▸ Set problem: All entries are to be quoted exactly; the images stay out of the copy.

▸ Data section:
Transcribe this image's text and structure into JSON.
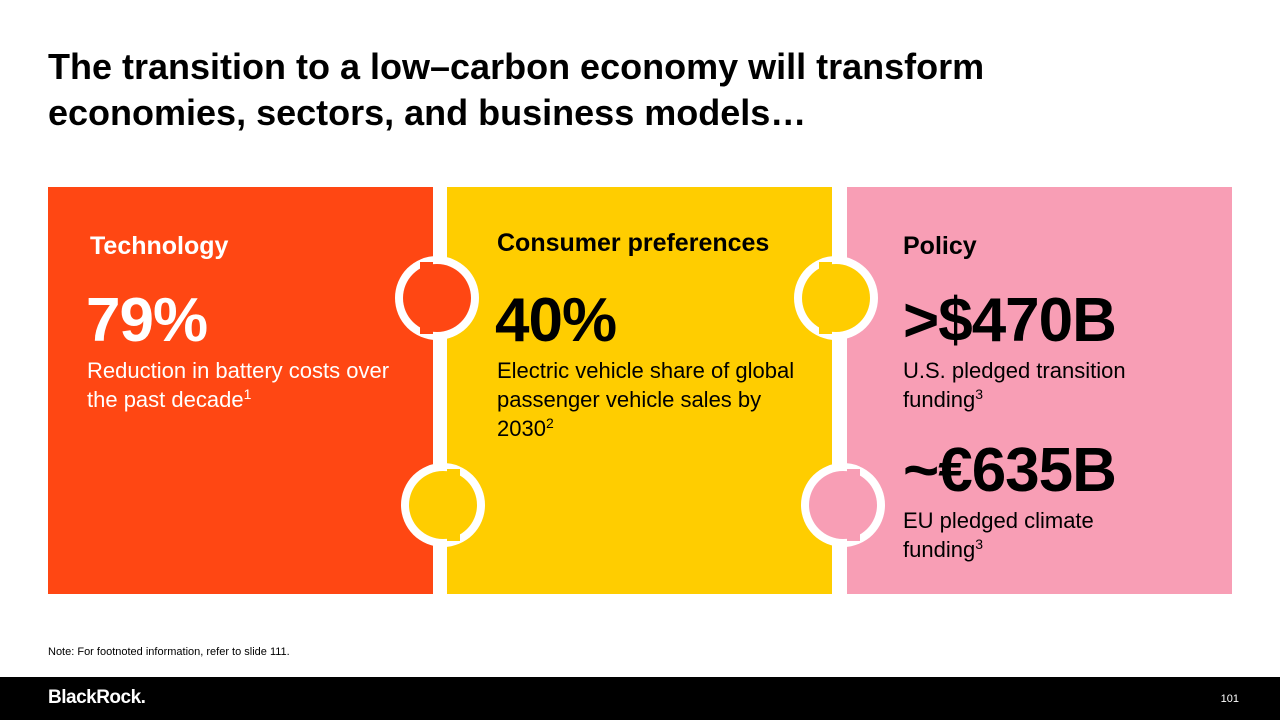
{
  "header": {
    "title_line1": "The transition to a low–carbon economy will transform",
    "title_line2": "economies, sectors, and business models…"
  },
  "panels": [
    {
      "heading": "Technology",
      "stats": [
        {
          "value": "79%",
          "description": "Reduction in battery costs over the past decade",
          "footnote": "1"
        }
      ]
    },
    {
      "heading": "Consumer preferences",
      "stats": [
        {
          "value": "40%",
          "description": "Electric vehicle share of global passenger vehicle sales by 2030",
          "footnote": "2"
        }
      ]
    },
    {
      "heading": "Policy",
      "stats": [
        {
          "value": ">$470B",
          "description": "U.S. pledged transition funding",
          "footnote": "3"
        },
        {
          "value": "~€635B",
          "description": "EU pledged climate funding",
          "footnote": "3"
        }
      ]
    }
  ],
  "note": "Note: For footnoted information, refer to slide 111.",
  "footer": {
    "brand": "BlackRock.",
    "page": "101"
  }
}
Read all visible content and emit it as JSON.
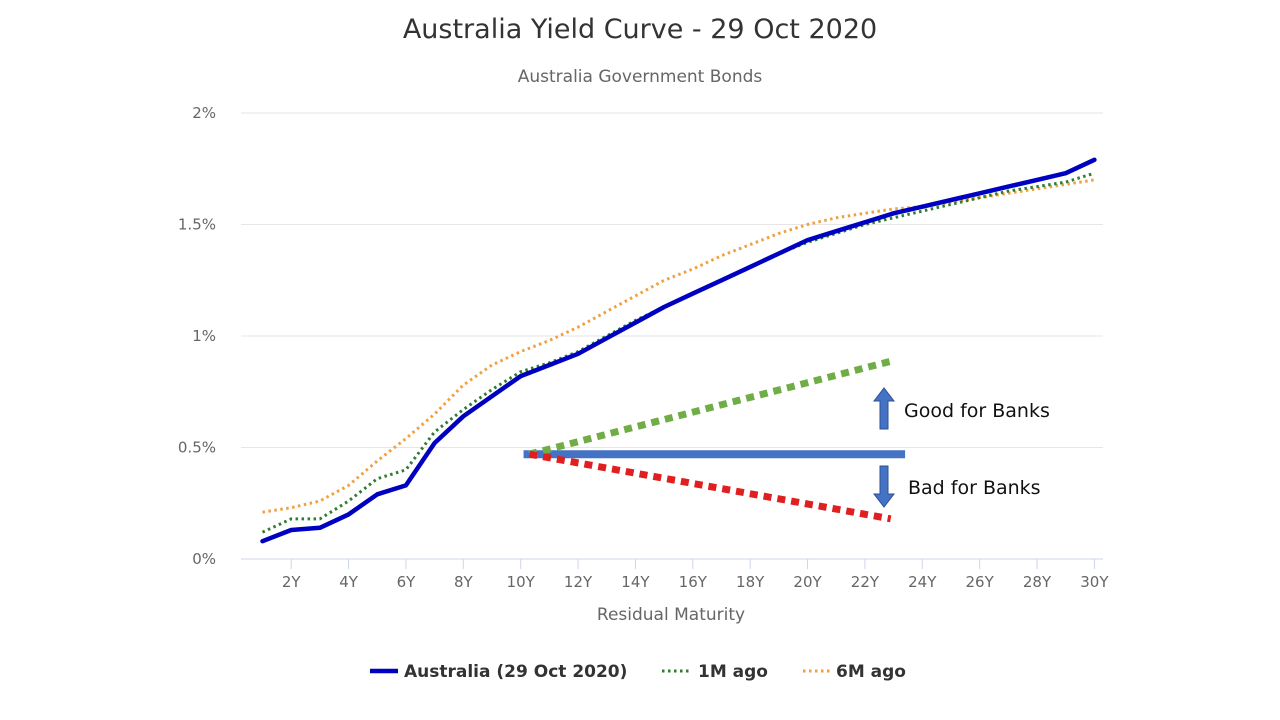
{
  "chart_data": {
    "type": "line",
    "title": "Australia Yield Curve - 29 Oct 2020",
    "subtitle": "Australia Government Bonds",
    "xlabel": "Residual Maturity",
    "ylabel": "",
    "x_tick_labels": [
      "2Y",
      "4Y",
      "6Y",
      "8Y",
      "10Y",
      "12Y",
      "14Y",
      "16Y",
      "18Y",
      "20Y",
      "22Y",
      "24Y",
      "26Y",
      "28Y",
      "30Y"
    ],
    "x_ticks": [
      2,
      4,
      6,
      8,
      10,
      12,
      14,
      16,
      18,
      20,
      22,
      24,
      26,
      28,
      30
    ],
    "xlim": [
      0.25,
      30.3
    ],
    "y_tick_labels": [
      "0%",
      "0.5%",
      "1%",
      "1.5%",
      "2%"
    ],
    "y_ticks": [
      0,
      0.5,
      1,
      1.5,
      2
    ],
    "ylim": [
      0,
      2
    ],
    "grid": true,
    "legend_position": "bottom",
    "series": [
      {
        "name": "Australia (29 Oct 2020)",
        "color": "#0000c0",
        "style": "solid",
        "x": [
          1,
          2,
          3,
          4,
          5,
          6,
          7,
          8,
          9,
          10,
          11,
          12,
          13,
          14,
          15,
          16,
          17,
          18,
          19,
          20,
          21,
          22,
          23,
          24,
          25,
          26,
          27,
          28,
          29,
          30
        ],
        "y": [
          0.08,
          0.13,
          0.14,
          0.2,
          0.29,
          0.33,
          0.52,
          0.64,
          0.73,
          0.82,
          0.87,
          0.92,
          0.99,
          1.06,
          1.13,
          1.19,
          1.25,
          1.31,
          1.37,
          1.43,
          1.47,
          1.51,
          1.55,
          1.58,
          1.61,
          1.64,
          1.67,
          1.7,
          1.73,
          1.79
        ]
      },
      {
        "name": "1M ago",
        "color": "#2e7d32",
        "style": "dotted",
        "x": [
          1,
          2,
          3,
          4,
          5,
          6,
          7,
          8,
          9,
          10,
          11,
          12,
          13,
          14,
          15,
          16,
          17,
          18,
          19,
          20,
          21,
          22,
          23,
          24,
          25,
          26,
          27,
          28,
          29,
          30
        ],
        "y": [
          0.12,
          0.18,
          0.18,
          0.26,
          0.36,
          0.4,
          0.57,
          0.67,
          0.76,
          0.84,
          0.88,
          0.93,
          1.0,
          1.07,
          1.13,
          1.19,
          1.25,
          1.31,
          1.37,
          1.42,
          1.46,
          1.5,
          1.53,
          1.56,
          1.59,
          1.62,
          1.65,
          1.67,
          1.69,
          1.73
        ]
      },
      {
        "name": "6M ago",
        "color": "#f0a040",
        "style": "dotted",
        "x": [
          1,
          2,
          3,
          4,
          5,
          6,
          7,
          8,
          9,
          10,
          11,
          12,
          13,
          14,
          15,
          16,
          17,
          18,
          19,
          20,
          21,
          22,
          23,
          24,
          25,
          26,
          27,
          28,
          29,
          30
        ],
        "y": [
          0.21,
          0.23,
          0.26,
          0.33,
          0.44,
          0.54,
          0.65,
          0.78,
          0.87,
          0.93,
          0.98,
          1.04,
          1.11,
          1.18,
          1.25,
          1.3,
          1.36,
          1.41,
          1.46,
          1.5,
          1.53,
          1.55,
          1.57,
          1.58,
          1.6,
          1.62,
          1.64,
          1.66,
          1.68,
          1.7
        ]
      }
    ],
    "annotations": {
      "baseline": {
        "x": [
          10.1,
          23.4
        ],
        "y": [
          0.47,
          0.47
        ],
        "color": "#4472c4"
      },
      "good_line": {
        "x": [
          10.3,
          23.0
        ],
        "y": [
          0.47,
          0.89
        ],
        "color": "#70ad47"
      },
      "bad_line": {
        "x": [
          10.3,
          22.9
        ],
        "y": [
          0.47,
          0.18
        ],
        "color": "#e02020"
      },
      "good_text": "Good for Banks",
      "bad_text": "Bad for Banks",
      "arrow_color": "#4472c4"
    }
  }
}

▸ Solution to the problem:
Transcribe this image's text and structure into JSON.
{
  "header": {
    "title_line1": "The transition to a low–carbon economy will transform",
    "title_line2": "economies, sectors, and business models…"
  },
  "panels": [
    {
      "heading": "Technology",
      "stats": [
        {
          "value": "79%",
          "description": "Reduction in battery costs over the past decade",
          "footnote": "1"
        }
      ]
    },
    {
      "heading": "Consumer preferences",
      "stats": [
        {
          "value": "40%",
          "description": "Electric vehicle share of global passenger vehicle sales by 2030",
          "footnote": "2"
        }
      ]
    },
    {
      "heading": "Policy",
      "stats": [
        {
          "value": ">$470B",
          "description": "U.S. pledged transition funding",
          "footnote": "3"
        },
        {
          "value": "~€635B",
          "description": "EU pledged climate funding",
          "footnote": "3"
        }
      ]
    }
  ],
  "note": "Note: For footnoted information, refer to slide 111.",
  "footer": {
    "brand": "BlackRock.",
    "page": "101"
  }
}
Read all visible content and emit it as JSON.
{
  "chart_data": {
    "type": "line",
    "title": "Australia Yield Curve - 29 Oct 2020",
    "subtitle": "Australia Government Bonds",
    "xlabel": "Residual Maturity",
    "ylabel": "",
    "x_tick_labels": [
      "2Y",
      "4Y",
      "6Y",
      "8Y",
      "10Y",
      "12Y",
      "14Y",
      "16Y",
      "18Y",
      "20Y",
      "22Y",
      "24Y",
      "26Y",
      "28Y",
      "30Y"
    ],
    "x_ticks": [
      2,
      4,
      6,
      8,
      10,
      12,
      14,
      16,
      18,
      20,
      22,
      24,
      26,
      28,
      30
    ],
    "xlim": [
      0.25,
      30.3
    ],
    "y_tick_labels": [
      "0%",
      "0.5%",
      "1%",
      "1.5%",
      "2%"
    ],
    "y_ticks": [
      0,
      0.5,
      1,
      1.5,
      2
    ],
    "ylim": [
      0,
      2
    ],
    "grid": true,
    "legend_position": "bottom",
    "series": [
      {
        "name": "Australia (29 Oct 2020)",
        "color": "#0000c0",
        "style": "solid",
        "x": [
          1,
          2,
          3,
          4,
          5,
          6,
          7,
          8,
          9,
          10,
          11,
          12,
          13,
          14,
          15,
          16,
          17,
          18,
          19,
          20,
          21,
          22,
          23,
          24,
          25,
          26,
          27,
          28,
          29,
          30
        ],
        "y": [
          0.08,
          0.13,
          0.14,
          0.2,
          0.29,
          0.33,
          0.52,
          0.64,
          0.73,
          0.82,
          0.87,
          0.92,
          0.99,
          1.06,
          1.13,
          1.19,
          1.25,
          1.31,
          1.37,
          1.43,
          1.47,
          1.51,
          1.55,
          1.58,
          1.61,
          1.64,
          1.67,
          1.7,
          1.73,
          1.79
        ]
      },
      {
        "name": "1M ago",
        "color": "#2e7d32",
        "style": "dotted",
        "x": [
          1,
          2,
          3,
          4,
          5,
          6,
          7,
          8,
          9,
          10,
          11,
          12,
          13,
          14,
          15,
          16,
          17,
          18,
          19,
          20,
          21,
          22,
          23,
          24,
          25,
          26,
          27,
          28,
          29,
          30
        ],
        "y": [
          0.12,
          0.18,
          0.18,
          0.26,
          0.36,
          0.4,
          0.57,
          0.67,
          0.76,
          0.84,
          0.88,
          0.93,
          1.0,
          1.07,
          1.13,
          1.19,
          1.25,
          1.31,
          1.37,
          1.42,
          1.46,
          1.5,
          1.53,
          1.56,
          1.59,
          1.62,
          1.65,
          1.67,
          1.69,
          1.73
        ]
      },
      {
        "name": "6M ago",
        "color": "#f0a040",
        "style": "dotted",
        "x": [
          1,
          2,
          3,
          4,
          5,
          6,
          7,
          8,
          9,
          10,
          11,
          12,
          13,
          14,
          15,
          16,
          17,
          18,
          19,
          20,
          21,
          22,
          23,
          24,
          25,
          26,
          27,
          28,
          29,
          30
        ],
        "y": [
          0.21,
          0.23,
          0.26,
          0.33,
          0.44,
          0.54,
          0.65,
          0.78,
          0.87,
          0.93,
          0.98,
          1.04,
          1.11,
          1.18,
          1.25,
          1.3,
          1.36,
          1.41,
          1.46,
          1.5,
          1.53,
          1.55,
          1.57,
          1.58,
          1.6,
          1.62,
          1.64,
          1.66,
          1.68,
          1.7
        ]
      }
    ],
    "annotations": {
      "baseline": {
        "x": [
          10.1,
          23.4
        ],
        "y": [
          0.47,
          0.47
        ],
        "color": "#4472c4"
      },
      "good_line": {
        "x": [
          10.3,
          23.0
        ],
        "y": [
          0.47,
          0.89
        ],
        "color": "#70ad47"
      },
      "bad_line": {
        "x": [
          10.3,
          22.9
        ],
        "y": [
          0.47,
          0.18
        ],
        "color": "#e02020"
      },
      "good_text": "Good for Banks",
      "bad_text": "Bad for Banks",
      "arrow_color": "#4472c4"
    }
  }
}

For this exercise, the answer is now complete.